__OBJECTIVE__. Go to the line that contains "Extract all readable text from this page." and extract it along with every line after it, exactly, through the end of the data below.

__INFORMATION PROVIDED__.
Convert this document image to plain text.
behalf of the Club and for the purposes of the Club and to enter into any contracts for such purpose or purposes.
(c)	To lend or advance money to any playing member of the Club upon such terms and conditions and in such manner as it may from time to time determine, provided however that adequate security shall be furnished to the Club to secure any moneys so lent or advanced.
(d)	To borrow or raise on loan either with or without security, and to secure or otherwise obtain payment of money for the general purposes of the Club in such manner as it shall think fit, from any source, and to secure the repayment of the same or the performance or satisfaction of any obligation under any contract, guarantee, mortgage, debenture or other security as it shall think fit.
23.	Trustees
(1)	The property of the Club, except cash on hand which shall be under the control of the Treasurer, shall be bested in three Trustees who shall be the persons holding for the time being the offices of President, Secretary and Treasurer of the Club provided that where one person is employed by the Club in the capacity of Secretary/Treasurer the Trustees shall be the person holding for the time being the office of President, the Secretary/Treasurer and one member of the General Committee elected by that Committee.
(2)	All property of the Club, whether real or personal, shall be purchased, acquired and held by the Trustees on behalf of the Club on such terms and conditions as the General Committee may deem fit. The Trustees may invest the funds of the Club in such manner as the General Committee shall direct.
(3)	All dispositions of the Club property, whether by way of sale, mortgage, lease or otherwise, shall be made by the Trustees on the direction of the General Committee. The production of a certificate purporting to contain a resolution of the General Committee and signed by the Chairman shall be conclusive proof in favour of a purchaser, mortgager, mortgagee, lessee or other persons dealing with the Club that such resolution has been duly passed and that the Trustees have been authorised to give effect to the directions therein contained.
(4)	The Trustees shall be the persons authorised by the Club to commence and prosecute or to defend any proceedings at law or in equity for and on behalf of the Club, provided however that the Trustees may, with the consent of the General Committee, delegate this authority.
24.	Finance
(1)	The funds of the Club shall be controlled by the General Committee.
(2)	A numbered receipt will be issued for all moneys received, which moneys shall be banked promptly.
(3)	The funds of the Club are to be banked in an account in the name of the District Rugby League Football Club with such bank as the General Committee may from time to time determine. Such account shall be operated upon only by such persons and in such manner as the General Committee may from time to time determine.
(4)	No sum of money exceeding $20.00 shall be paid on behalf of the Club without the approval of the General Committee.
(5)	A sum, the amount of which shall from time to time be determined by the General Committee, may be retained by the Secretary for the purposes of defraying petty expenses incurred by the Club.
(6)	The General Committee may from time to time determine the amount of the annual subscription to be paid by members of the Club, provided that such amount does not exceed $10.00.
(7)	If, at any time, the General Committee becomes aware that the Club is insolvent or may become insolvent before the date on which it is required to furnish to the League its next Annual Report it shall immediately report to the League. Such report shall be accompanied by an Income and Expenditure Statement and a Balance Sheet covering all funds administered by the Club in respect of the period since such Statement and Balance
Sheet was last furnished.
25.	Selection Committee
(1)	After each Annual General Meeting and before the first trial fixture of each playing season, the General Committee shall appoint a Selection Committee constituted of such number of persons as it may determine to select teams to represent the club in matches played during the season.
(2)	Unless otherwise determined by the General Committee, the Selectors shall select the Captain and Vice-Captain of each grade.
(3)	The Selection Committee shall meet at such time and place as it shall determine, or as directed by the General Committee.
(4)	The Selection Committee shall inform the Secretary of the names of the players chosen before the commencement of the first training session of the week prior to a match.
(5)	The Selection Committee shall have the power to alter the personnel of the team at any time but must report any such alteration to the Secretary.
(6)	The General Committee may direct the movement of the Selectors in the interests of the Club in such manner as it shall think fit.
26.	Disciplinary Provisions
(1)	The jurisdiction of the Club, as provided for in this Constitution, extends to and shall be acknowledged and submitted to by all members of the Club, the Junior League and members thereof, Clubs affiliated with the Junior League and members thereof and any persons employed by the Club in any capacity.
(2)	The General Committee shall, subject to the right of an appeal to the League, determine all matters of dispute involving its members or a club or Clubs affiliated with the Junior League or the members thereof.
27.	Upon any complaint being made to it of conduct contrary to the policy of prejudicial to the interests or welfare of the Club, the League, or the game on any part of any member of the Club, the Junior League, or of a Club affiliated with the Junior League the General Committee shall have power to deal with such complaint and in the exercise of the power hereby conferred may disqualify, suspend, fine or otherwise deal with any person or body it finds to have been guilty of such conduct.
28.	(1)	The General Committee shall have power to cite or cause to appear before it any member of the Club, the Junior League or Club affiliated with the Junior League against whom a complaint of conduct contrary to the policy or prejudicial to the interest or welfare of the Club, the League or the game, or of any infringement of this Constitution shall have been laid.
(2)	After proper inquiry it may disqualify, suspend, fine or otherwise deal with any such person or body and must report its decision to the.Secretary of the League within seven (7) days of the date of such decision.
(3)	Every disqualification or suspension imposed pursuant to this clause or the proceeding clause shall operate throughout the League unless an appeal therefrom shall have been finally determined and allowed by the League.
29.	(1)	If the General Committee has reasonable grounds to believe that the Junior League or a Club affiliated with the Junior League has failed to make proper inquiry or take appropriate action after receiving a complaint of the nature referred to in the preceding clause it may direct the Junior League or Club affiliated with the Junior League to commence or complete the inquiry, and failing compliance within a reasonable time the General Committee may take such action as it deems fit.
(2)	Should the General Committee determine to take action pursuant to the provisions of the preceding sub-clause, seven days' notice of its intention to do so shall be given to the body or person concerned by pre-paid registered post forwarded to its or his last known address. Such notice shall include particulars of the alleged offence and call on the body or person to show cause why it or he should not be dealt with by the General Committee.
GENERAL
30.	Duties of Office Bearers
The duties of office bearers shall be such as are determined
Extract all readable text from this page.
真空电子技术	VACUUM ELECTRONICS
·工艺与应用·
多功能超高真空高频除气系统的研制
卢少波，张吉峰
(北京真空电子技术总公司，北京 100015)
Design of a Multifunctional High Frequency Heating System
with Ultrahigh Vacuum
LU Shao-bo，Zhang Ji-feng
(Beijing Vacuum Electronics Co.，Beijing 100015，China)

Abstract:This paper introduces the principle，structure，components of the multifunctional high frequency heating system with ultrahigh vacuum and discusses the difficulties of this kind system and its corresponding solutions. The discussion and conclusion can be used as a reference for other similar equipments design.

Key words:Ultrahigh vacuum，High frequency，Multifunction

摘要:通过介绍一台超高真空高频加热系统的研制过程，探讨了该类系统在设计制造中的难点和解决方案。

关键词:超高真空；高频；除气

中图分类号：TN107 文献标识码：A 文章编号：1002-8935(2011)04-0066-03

__FULL SOLUTION__.
Extract all readable text from this page.
真空电子技术	VACUUM ELECTRONICS
·工艺与应用·
多功能超高真空高频除气系统的研制
卢少波，张吉峰
(北京真空电子技术总公司，北京 100015)
Design of a Multifunctional High Frequency Heating System
with Ultrahigh Vacuum
LU Shao-bo，Zhang Ji-feng
(Beijing Vacuum Electronics Co.，Beijing 100015，China)

Abstract:This paper introduces the principle，structure，components of the multifunctional high frequency heating system with ultrahigh vacuum and discusses the difficulties of this kind system and its corresponding solutions. The discussion and conclusion can be used as a reference for other similar equipments design.

Key words:Ultrahigh vacuum，High frequency，Multifunction

摘要:通过介绍一台超高真空高频加热系统的研制过程，探讨了该类系统在设计制造中的难点和解决方案。

关键词:超高真空；高频；除气

中图分类号：TN107 文献标识码：A 文章编号：1002-8935(2011)04-0066-03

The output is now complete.